But, maybe I'm just plain underestimating the complexity of that.

@bradzacher
Copy link
Member

This makes me think that it's already written in such a way to be an "overlay" of scopes. If you only ever do this once per list of lib stuff, then each file can just re-nest from that and work.

This is correct but we cannot add a new scope to the hierarchy. Doing so would break many invariants and assumptions that exist in lint rules.

We also have to be careful because scopes are mutable - eslint will write the set of configured globals to them for each file. So we need to be careful about memoising unsafely - we need to do so in such a way that we are not opening the door to contamination of the memoised value.

@jakebailey
Copy link
Collaborator

Hm, if everything inherits from the same scope anyway, is it a bad idea to add the elements from lib once to the initial scope manager (the one that gets passed in directly)? Or is that also dangerous?

@bradzacher
Copy link
Member

if everything inherits from the same scope anyway

Everything doesn't inherit from the same scope - each file that is parsed creates a new instance of the global scope. That's how isolation is achieved right now.

The name "global scope" is misleading here - it's not "global and shared between files", it's just "global variables that a given file can see".

@jakebailey
Copy link
Collaborator

Oh, that's unfortunate, I was hoping for some abilitiy for copy-on-write here :(

@bradzacher
Copy link
Member

Nah sadly what happens is that you can have a different global environment for each file - eg a test file has the jest globals, a react file has the web globals, a server/ file has the node globals. You can even technically configure different ES versions per file in eslint.

So there isn't a "canonical global" environment.

In reality there's a few small sets of global scopes across a lint run - however eslint doesn't tell us that. It doesn't tell us anything - it just asks for a scope manager and then it populates the global scope with variables afterward.

I was hoping for some abilitiy for copy-on-write here

Sadly yeah the usage of a Map fucks us here too - we can't even use a Proxy easily to have a single shared but locally overwriteable setup. We'd have to proxy or subclass the Map to do that. It's doable but it would be hard and icky.

But if we can save time then it might be worth it at scale.

@auvred
Copy link
Member

auvred commented Jul 24, 2024

The main issue is that every global variable should expose mutable references field:

/**
* List of {@link Reference} of this variable (excluding parameter entries) in its defining scope and all nested scopes.

**EXERCISE REQUIREMENTS:**
(1) In the thread about ESLint global scopes, what happens each time a file is parsed?
(2) Extend the thread about ESLint global scopes, picking up after its last sentence.
The lines that come after this thread have nothing to do with it.

**PROVIDED DATA:**
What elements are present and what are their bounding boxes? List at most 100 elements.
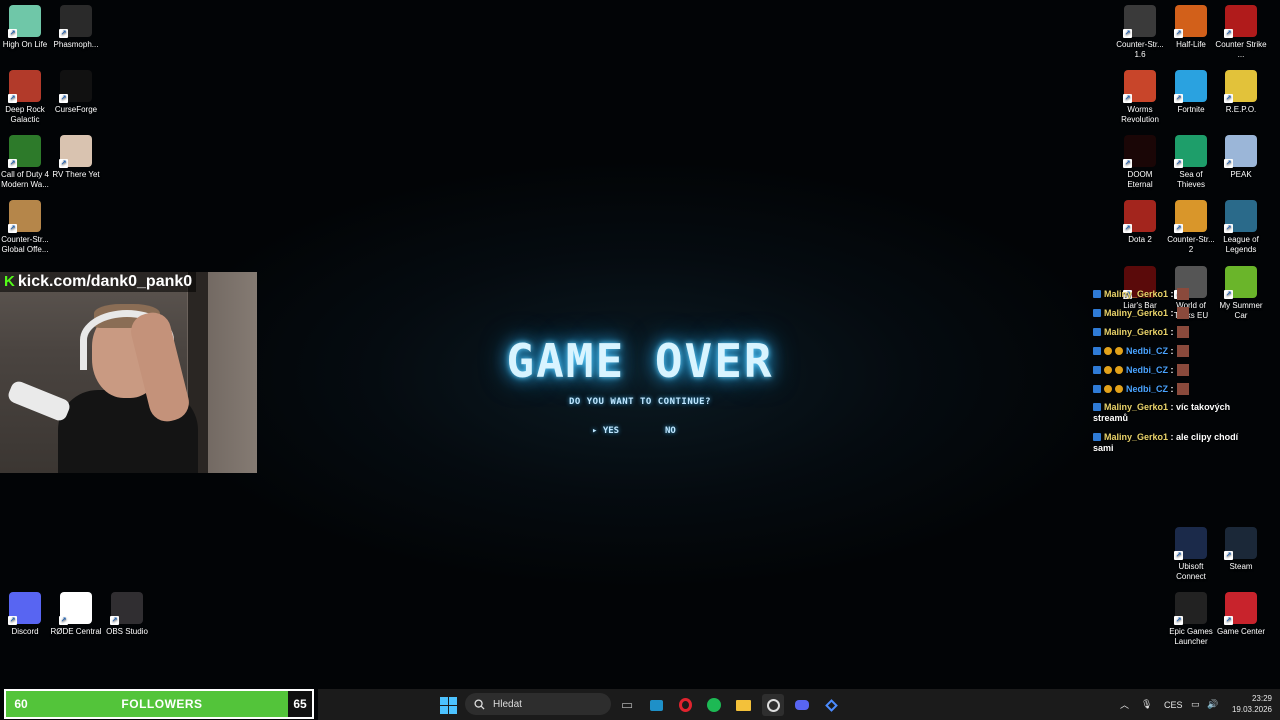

**THE REPLIES:**
(1) A new instance of the global scope is created for that file.

(2)
* For defining occurrences only see {@link Variable#defs}.
* @public
*/
public readonly references: Reference[] = [];
/**
* Reference to the enclosing Scope.
*/
public readonly scope: Scope;

These references are unique for each global variable for each file.

Imagine

// file1.ts
Promise.resolve()

// file2.ts
Promise.resolve()
Promise.reject()

In file1.ts the global variable "Promise" has one reference, but in file2.ts it has two references. Therefore, we cannot reuse the same object for a global variable in multiple linted files :(


I reduced mean lint time for files-1024-layout-even-singlerun-false-types-service locally from 4.694 s ± 0.090 s to 4.261 s ± 0.072 s (9-10 % faster) by creating ImplicitLibVariable once for each global variable and wrapping it in a Proxy that proxies scope and references to unique ones.

It's not as good as it could be, but at least it's something. If we're okay with these proxy tricks, I can send a PR.

@bradzacher
Copy link
Member

bradzacher commented Jul 24, 2024

Yeah for sure, auvred - but as jake mentioned - in an ideal world we'd implement what they call a COW pattern -- copy on write. So whilst things read the variables they all see the same, immutable data - but it's not until they attempt to write to the data that we copy the reference into the scope properly and then mutate it.

There's several hundred variables defined via the TS lib types - most of which aren't ever read, let alone written to. So a COW pattern would let us build the set once and only go through the heavy effort of duplicating the variable when someone actually references it in the linted code. Meaning most of the globals would never get cloned (or even read!)

Sadly ESLint's architecture prevents us from building this pattern. That being said even if ESLint's design was more conducive to the idea - COW is pretty hard to implement in JS given anyone can hold a reference to and mutate any data at any time. We'd need some intense Proxy-based shenanigans to do COW transparently 🤮

@jakebailey
Copy link
Collaborator

I didn't realize reference counts were there too. Oof.

I wasn't meaning a very magical CoW, more like at least the functionality to build up a chain of scopes like an overlay, such that you (at least in TS) are prevented from writing upwards accidentally. Counts could be stored somewhere else too.

But, that all seems like it doesn't fit within eslint's design... Without the Proxy shenanigans anyway

@bradzacher
Copy link
Member

bradzacher commented Jul 24, 2024

I think that the best idea here would probably to do a copy-on-read style.
By that I mean we subclass Map so that we can avoid instantiating a lib variable until someone attempts to read it out of the scope.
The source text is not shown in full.